• **REQUIRED TASK**:
Copy all of the material exactly. Pictures are not to appear in the copy.

• **RECORD SET**:
= = = = =

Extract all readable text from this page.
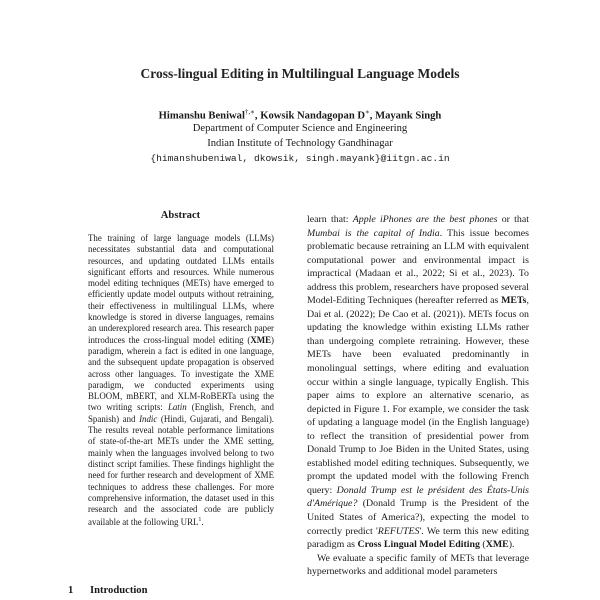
Cross-lingual Editing in Multilingual Language Models
Himanshu Beniwal†,∗, Kowsik Nandagopan D∗, Mayank Singh
Department of Computer Science and Engineering
Indian Institute of Technology Gandhinagar
{himanshubeniwal, dkowsik, singh.mayank}@iitgn.ac.in
Abstract
The training of large language models (LLMs) necessitates substantial data and computational resources, and updating outdated LLMs entails significant efforts and resources. While numerous model editing techniques (METs) have emerged to efficiently update model outputs without retraining, their effectiveness in multilingual LLMs, where knowledge is stored in diverse languages, remains an underexplored research area. This research paper introduces the cross-lingual model editing (XME) paradigm, wherein a fact is edited in one language, and the subsequent update propagation is observed across other languages. To investigate the XME paradigm, we conducted experiments using BLOOM, mBERT, and XLM-RoBERTa using the two writing scripts: Latin (English, French, and Spanish) and Indic (Hindi, Gujarati, and Bengali). The results reveal notable performance limitations of state-of-the-art METs under the XME setting, mainly when the languages involved belong to two distinct script families. These findings highlight the need for further research and development of XME techniques to address these challenges. For more comprehensive information, the dataset used in this research and the associated code are publicly available at the following URL$^1$.
1 Introduction

learn that: Apple iPhones are the best phones or that Mumbai is the capital of India. This issue becomes problematic because retraining an LLM with equivalent computational power and environmental impact is impractical (Madaan et al., 2022; Si et al., 2023). To address this problem, researchers have proposed several Model-Editing Techniques (hereafter referred as METs, Dai et al. (2022); De Cao et al. (2021)). METs focus on updating the knowledge within existing LLMs rather than undergoing complete retraining. However, these METs have been evaluated predominantly in monolingual settings, where editing and evaluation occur within a single language, typically English. This paper aims to explore an alternative scenario, as depicted in Figure 1. For example, we consider the task of updating a language model (in the English language) to reflect the transition of presidential power from Donald Trump to Joe Biden in the United States, using established model editing techniques. Subsequently, we prompt the updated model with the following French query: Donald Trump est le président des États-Unis d'Amérique? (Donald Trump is the President of the United States of America?), expecting the model to correctly predict 'REFUTES'. We term this new editing paradigm as Cross Lingual Model Editing (XME).

We evaluate a specific family of METs that leverage hypernetworks and additional model parameters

= = = = =

• **FULL RESPONSE**:
Extract all readable text from this page.
Cross-lingual Editing in Multilingual Language Models
Himanshu Beniwal†,∗, Kowsik Nandagopan D∗, Mayank Singh
Department of Computer Science and Engineering
Indian Institute of Technology Gandhinagar
{himanshubeniwal, dkowsik, singh.mayank}@iitgn.ac.in
Abstract
The training of large language models (LLMs) necessitates substantial data and computational resources, and updating outdated LLMs entails significant efforts and resources. While numerous model editing techniques (METs) have emerged to efficiently update model outputs without retraining, their effectiveness in multilingual LLMs, where knowledge is stored in diverse languages, remains an underexplored research area. This research paper introduces the cross-lingual model editing (XME) paradigm, wherein a fact is edited in one language, and the subsequent update propagation is observed across other languages. To investigate the XME paradigm, we conducted experiments using BLOOM, mBERT, and XLM-RoBERTa using the two writing scripts: Latin (English, French, and Spanish) and Indic (Hindi, Gujarati, and Bengali). The results reveal notable performance limitations of state-of-the-art METs under the XME setting, mainly when the languages involved belong to two distinct script families. These findings highlight the need for further research and development of XME techniques to address these challenges. For more comprehensive information, the dataset used in this research and the associated code are publicly available at the following URL$^1$.
1 Introduction

learn that: Apple iPhones are the best phones or that Mumbai is the capital of India. This issue becomes problematic because retraining an LLM with equivalent computational power and environmental impact is impractical (Madaan et al., 2022; Si et al., 2023). To address this problem, researchers have proposed several Model-Editing Techniques (hereafter referred as METs, Dai et al. (2022); De Cao et al. (2021)). METs focus on updating the knowledge within existing LLMs rather than undergoing complete retraining. However, these METs have been evaluated predominantly in monolingual settings, where editing and evaluation occur within a single language, typically English. This paper aims to explore an alternative scenario, as depicted in Figure 1. For example, we consider the task of updating a language model (in the English language) to reflect the transition of presidential power from Donald Trump to Joe Biden in the United States, using established model editing techniques. Subsequently, we prompt the updated model with the following French query: Donald Trump est le président des États-Unis d'Amérique? (Donald Trump is the President of the United States of America?), expecting the model to correctly predict 'REFUTES'. We term this new editing paradigm as Cross Lingual Model Editing (XME).

We evaluate a specific family of METs that leverage hypernetworks and additional model parameters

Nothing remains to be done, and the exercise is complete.